- **Supplied data**:
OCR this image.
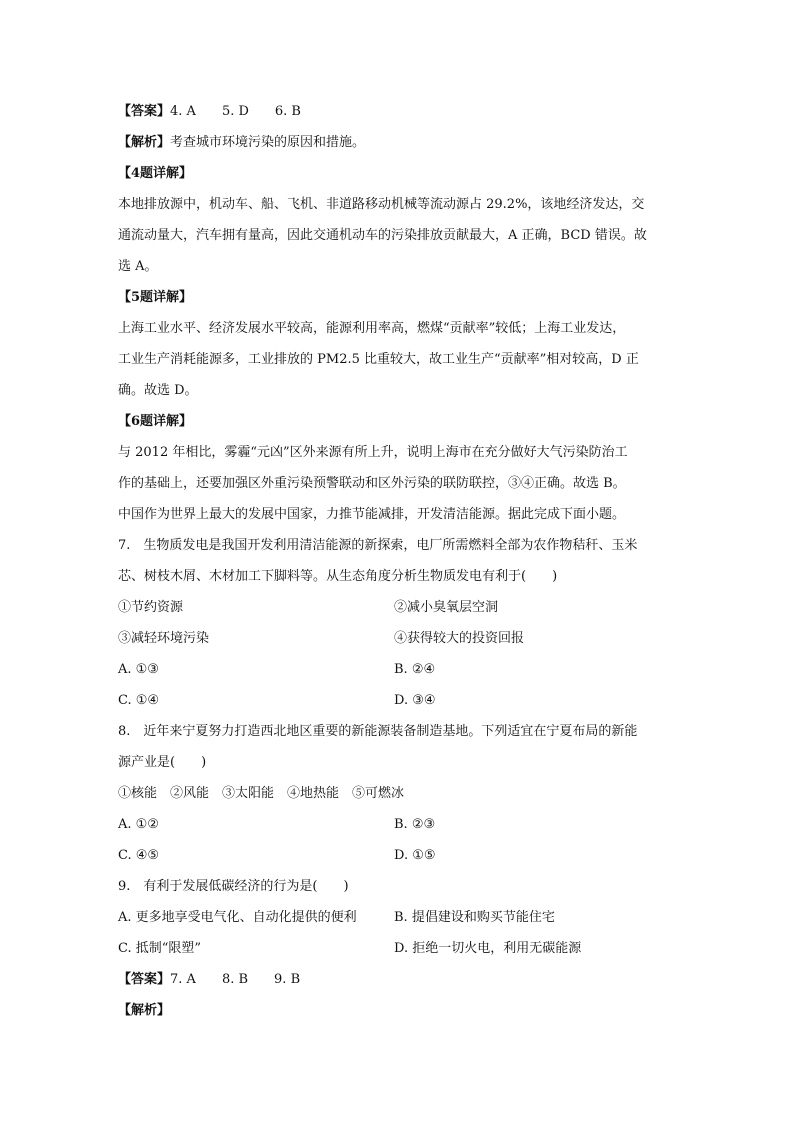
【答案】4. A　　5. D　　6. B
【解析】考查城市环境污染的原因和措施。
【4题详解】
本地排放源中，机动车、船、飞机、非道路移动机械等流动源占 29.2%，该地经济发达，交
通流动量大，汽车拥有量高，因此交通机动车的污染排放贡献最大，A 正确，BCD 错误。故
选 A。
【5题详解】
上海工业水平、经济发展水平较高，能源利用率高，燃煤“贡献率”较低；上海工业发达，
工业生产消耗能源多，工业排放的 PM2.5 比重较大，故工业生产“贡献率”相对较高，D 正
确。故选 D。
【6题详解】
与 2012 年相比，雾霾“元凶”区外来源有所上升，说明上海市在充分做好大气污染防治工
作的基础上，还要加强区外重污染预警联动和区外污染的联防联控，③④正确。故选 B。
中国作为世界上最大的发展中国家，力推节能减排，开发清洁能源。据此完成下面小题。
7.　生物质发电是我国开发利用清洁能源的新探索，电厂所需燃料全部为农作物秸秆、玉米
芯、树枝木屑、木材加工下脚料等。从生态角度分析生物质发电有利于(　　)
①节约资源	②减小臭氧层空洞
③减轻环境污染	④获得较大的投资回报
A. ①③	B. ②④
C. ①④	D. ③④
8.　近年来宁夏努力打造西北地区重要的新能源装备制造基地。下列适宜在宁夏布局的新能
源产业是(　　)
①核能　②风能　③太阳能　④地热能　⑤可燃冰
A. ①②	B. ②③
C. ④⑤	D. ①⑤
9.　有利于发展低碳经济的行为是(　　)
A. 更多地享受电气化、自动化提供的便利	B. 提倡建设和购买节能住宅
C. 抵制“限塑”	D. 拒绝一切火电，利用无碳能源
【答案】7. A　　8. B　　9. B
【解析】
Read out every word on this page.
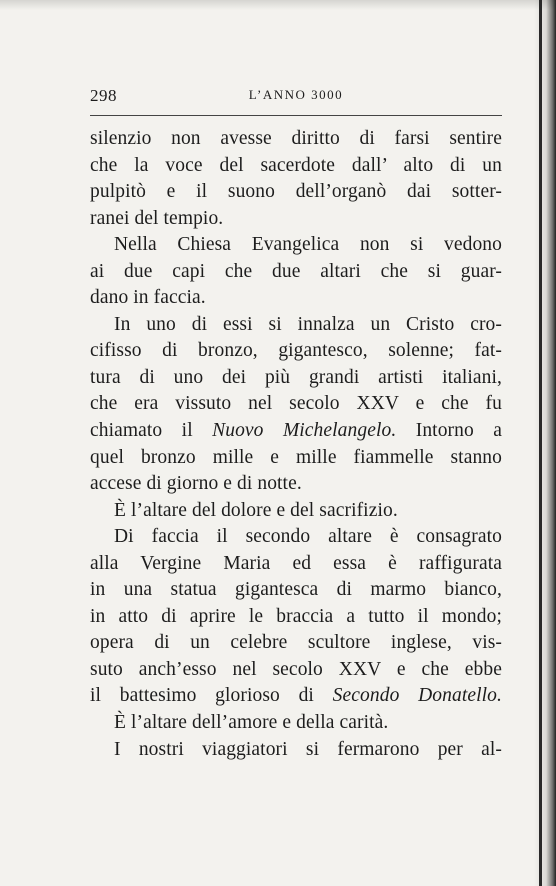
298	L’ANNO 3000
silenzio non avesse diritto di farsi sentire
che la voce del sacerdote dall’ alto di un
pulpitò e il suono dell’organò dai sotter-
ranei del tempio.
Nella Chiesa Evangelica non si vedono
ai due capi che due altari che si guar-
dano in faccia.
In uno di essi si innalza un Cristo cro-
cifisso di bronzo, gigantesco, solenne; fat-
tura di uno dei più grandi artisti italiani,
che era vissuto nel secolo XXV e che fu
chiamato il Nuovo Michelangelo. Intorno a
quel bronzo mille e mille fiammelle stanno
accese di giorno e di notte.
È l’altare del dolore e del sacrifizio.
Di faccia il secondo altare è consagrato
alla Vergine Maria ed essa è raffigurata
in una statua gigantesca di marmo bianco,
in atto di aprire le braccia a tutto il mondo;
opera di un celebre scultore inglese, vis-
suto anch’esso nel secolo XXV e che ebbe
il battesimo glorioso di Secondo Donatello.
È l’altare dell’amore e della carità.
I nostri viaggiatori si fermarono per al-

- **Objective**: Leave out every picture and copy the rest of the records exactly.

- **Result of this task**:
OCR this image.
【答案】4. A　　5. D　　6. B
【解析】考查城市环境污染的原因和措施。
【4题详解】
本地排放源中，机动车、船、飞机、非道路移动机械等流动源占 29.2%，该地经济发达，交
通流动量大，汽车拥有量高，因此交通机动车的污染排放贡献最大，A 正确，BCD 错误。故
选 A。
【5题详解】
上海工业水平、经济发展水平较高，能源利用率高，燃煤“贡献率”较低；上海工业发达，
工业生产消耗能源多，工业排放的 PM2.5 比重较大，故工业生产“贡献率”相对较高，D 正
确。故选 D。
【6题详解】
与 2012 年相比，雾霾“元凶”区外来源有所上升，说明上海市在充分做好大气污染防治工
作的基础上，还要加强区外重污染预警联动和区外污染的联防联控，③④正确。故选 B。
中国作为世界上最大的发展中国家，力推节能减排，开发清洁能源。据此完成下面小题。
7.　生物质发电是我国开发利用清洁能源的新探索，电厂所需燃料全部为农作物秸秆、玉米
芯、树枝木屑、木材加工下脚料等。从生态角度分析生物质发电有利于(　　)
①节约资源	②减小臭氧层空洞
③减轻环境污染	④获得较大的投资回报
A. ①③	B. ②④
C. ①④	D. ③④
8.　近年来宁夏努力打造西北地区重要的新能源装备制造基地。下列适宜在宁夏布局的新能
源产业是(　　)
①核能　②风能　③太阳能　④地热能　⑤可燃冰
A. ①②	B. ②③
C. ④⑤	D. ①⑤
9.　有利于发展低碳经济的行为是(　　)
A. 更多地享受电气化、自动化提供的便利	B. 提倡建设和购买节能住宅
C. 抵制“限塑”	D. 拒绝一切火电，利用无碳能源
【答案】7. A　　8. B　　9. B
【解析】
Read out every word on this page.
298	L’ANNO 3000
silenzio non avesse diritto di farsi sentire
che la voce del sacerdote dall’ alto di un
pulpitò e il suono dell’organò dai sotter-
ranei del tempio.
Nella Chiesa Evangelica non si vedono
ai due capi che due altari che si guar-
dano in faccia.
In uno di essi si innalza un Cristo cro-
cifisso di bronzo, gigantesco, solenne; fat-
tura di uno dei più grandi artisti italiani,
che era vissuto nel secolo XXV e che fu
chiamato il Nuovo Michelangelo. Intorno a
quel bronzo mille e mille fiammelle stanno
accese di giorno e di notte.
È l’altare del dolore e del sacrifizio.
Di faccia il secondo altare è consagrato
alla Vergine Maria ed essa è raffigurata
in una statua gigantesca di marmo bianco,
in atto di aprire le braccia a tutto il mondo;
opera di un celebre scultore inglese, vis-
suto anch’esso nel secolo XXV e che ebbe
il battesimo glorioso di Secondo Donatello.
È l’altare dell’amore e della carità.
I nostri viaggiatori si fermarono per al-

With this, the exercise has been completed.